What you will do: Single out the lines of the material that contain "JSON" and copy them.

[Extracted records]
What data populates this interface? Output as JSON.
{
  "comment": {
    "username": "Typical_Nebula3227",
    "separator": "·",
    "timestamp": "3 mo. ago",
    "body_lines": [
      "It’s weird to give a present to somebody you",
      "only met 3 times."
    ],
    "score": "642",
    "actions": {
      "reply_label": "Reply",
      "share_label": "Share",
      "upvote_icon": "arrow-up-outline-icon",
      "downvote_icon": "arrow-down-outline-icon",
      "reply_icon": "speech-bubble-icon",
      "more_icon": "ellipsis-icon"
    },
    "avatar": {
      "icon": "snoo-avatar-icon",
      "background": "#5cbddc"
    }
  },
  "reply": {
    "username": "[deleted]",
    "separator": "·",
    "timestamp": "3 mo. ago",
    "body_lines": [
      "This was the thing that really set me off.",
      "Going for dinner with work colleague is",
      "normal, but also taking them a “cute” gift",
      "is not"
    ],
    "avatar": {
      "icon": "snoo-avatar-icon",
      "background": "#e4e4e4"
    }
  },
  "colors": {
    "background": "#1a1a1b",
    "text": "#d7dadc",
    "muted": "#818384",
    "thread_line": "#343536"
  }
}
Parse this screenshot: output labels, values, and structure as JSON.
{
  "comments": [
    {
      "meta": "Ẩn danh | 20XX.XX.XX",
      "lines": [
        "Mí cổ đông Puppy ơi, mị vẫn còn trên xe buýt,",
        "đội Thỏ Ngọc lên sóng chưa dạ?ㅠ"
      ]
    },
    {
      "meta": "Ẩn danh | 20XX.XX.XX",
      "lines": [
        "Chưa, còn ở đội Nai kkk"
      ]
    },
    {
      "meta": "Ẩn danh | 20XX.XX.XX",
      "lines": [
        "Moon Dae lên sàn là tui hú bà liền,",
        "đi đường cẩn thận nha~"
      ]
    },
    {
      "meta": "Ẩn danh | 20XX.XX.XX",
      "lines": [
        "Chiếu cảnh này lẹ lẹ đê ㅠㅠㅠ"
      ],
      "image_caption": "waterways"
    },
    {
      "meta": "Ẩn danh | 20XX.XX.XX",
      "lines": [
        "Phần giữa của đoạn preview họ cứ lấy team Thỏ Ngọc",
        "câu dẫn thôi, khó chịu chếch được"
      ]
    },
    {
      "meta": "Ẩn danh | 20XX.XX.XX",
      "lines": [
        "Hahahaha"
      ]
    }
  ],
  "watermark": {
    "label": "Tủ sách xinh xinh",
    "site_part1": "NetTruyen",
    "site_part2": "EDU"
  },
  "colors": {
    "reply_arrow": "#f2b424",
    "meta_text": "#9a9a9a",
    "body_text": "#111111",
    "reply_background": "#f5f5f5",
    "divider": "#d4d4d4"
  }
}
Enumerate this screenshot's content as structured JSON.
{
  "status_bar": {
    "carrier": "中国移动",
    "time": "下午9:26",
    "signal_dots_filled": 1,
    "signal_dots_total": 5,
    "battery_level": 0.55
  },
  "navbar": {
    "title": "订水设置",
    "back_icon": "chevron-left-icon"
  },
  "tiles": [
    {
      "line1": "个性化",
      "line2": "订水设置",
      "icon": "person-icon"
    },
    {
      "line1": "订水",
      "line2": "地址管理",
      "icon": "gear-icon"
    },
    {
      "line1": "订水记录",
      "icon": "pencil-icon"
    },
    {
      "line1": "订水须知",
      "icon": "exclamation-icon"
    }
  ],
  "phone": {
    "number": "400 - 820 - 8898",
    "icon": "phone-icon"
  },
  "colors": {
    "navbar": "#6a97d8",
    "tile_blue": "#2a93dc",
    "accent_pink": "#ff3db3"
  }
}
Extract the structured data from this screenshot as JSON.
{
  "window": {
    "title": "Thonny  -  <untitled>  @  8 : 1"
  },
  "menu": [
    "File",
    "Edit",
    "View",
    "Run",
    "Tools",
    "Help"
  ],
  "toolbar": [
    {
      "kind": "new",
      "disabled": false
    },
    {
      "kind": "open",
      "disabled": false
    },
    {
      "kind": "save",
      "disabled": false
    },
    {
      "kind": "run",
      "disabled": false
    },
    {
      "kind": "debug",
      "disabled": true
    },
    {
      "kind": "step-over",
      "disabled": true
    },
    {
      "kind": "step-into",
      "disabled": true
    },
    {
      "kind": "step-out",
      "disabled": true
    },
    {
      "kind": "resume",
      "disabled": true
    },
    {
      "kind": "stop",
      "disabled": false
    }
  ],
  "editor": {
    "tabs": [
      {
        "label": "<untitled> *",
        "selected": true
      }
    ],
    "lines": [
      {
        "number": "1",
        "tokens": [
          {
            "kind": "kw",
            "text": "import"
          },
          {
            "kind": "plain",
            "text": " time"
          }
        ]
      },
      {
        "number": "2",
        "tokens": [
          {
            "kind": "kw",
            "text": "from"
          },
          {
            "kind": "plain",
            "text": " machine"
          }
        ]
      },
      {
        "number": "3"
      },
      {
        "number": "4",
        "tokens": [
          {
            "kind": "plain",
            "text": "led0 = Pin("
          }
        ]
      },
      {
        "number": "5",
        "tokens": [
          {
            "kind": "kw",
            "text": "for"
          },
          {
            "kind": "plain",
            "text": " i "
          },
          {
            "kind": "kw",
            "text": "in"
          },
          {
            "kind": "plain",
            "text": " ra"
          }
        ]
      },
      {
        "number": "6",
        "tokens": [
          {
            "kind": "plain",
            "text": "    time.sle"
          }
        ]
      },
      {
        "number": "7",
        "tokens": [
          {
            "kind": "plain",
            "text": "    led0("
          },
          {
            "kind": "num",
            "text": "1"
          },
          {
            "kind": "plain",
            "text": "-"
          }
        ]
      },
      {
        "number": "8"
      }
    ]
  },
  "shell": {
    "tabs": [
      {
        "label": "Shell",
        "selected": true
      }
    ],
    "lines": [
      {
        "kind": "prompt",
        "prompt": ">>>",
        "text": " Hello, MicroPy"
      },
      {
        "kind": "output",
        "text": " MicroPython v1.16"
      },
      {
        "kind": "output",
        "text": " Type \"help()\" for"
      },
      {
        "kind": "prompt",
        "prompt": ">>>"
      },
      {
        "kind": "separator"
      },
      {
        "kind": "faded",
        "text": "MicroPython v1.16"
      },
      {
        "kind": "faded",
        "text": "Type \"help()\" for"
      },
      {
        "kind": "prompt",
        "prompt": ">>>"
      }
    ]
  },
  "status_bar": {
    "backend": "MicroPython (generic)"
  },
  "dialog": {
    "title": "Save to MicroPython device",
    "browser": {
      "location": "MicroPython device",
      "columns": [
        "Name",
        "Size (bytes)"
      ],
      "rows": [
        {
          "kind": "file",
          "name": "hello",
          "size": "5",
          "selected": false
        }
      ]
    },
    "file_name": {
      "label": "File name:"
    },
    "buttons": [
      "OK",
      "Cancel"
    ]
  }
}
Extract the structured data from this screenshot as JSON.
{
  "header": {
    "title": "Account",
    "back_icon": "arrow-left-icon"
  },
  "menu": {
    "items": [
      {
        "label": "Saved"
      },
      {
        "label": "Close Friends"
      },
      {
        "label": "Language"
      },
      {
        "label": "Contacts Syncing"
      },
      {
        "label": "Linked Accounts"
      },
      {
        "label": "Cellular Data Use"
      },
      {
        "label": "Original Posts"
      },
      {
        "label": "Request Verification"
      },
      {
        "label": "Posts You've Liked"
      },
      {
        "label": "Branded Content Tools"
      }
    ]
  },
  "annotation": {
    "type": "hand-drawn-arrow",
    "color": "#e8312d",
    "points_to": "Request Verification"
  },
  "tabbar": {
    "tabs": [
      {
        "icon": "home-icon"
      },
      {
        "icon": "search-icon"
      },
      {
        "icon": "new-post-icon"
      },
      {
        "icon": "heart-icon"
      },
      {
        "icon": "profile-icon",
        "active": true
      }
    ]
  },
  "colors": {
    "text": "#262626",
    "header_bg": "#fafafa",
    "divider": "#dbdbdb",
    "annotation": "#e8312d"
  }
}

Correct result:
What data populates this interface? Output as JSON.
Parse this screenshot: output labels, values, and structure as JSON.
Enumerate this screenshot's content as structured JSON.
Extract the structured data from this screenshot as JSON.
Extract the structured data from this screenshot as JSON.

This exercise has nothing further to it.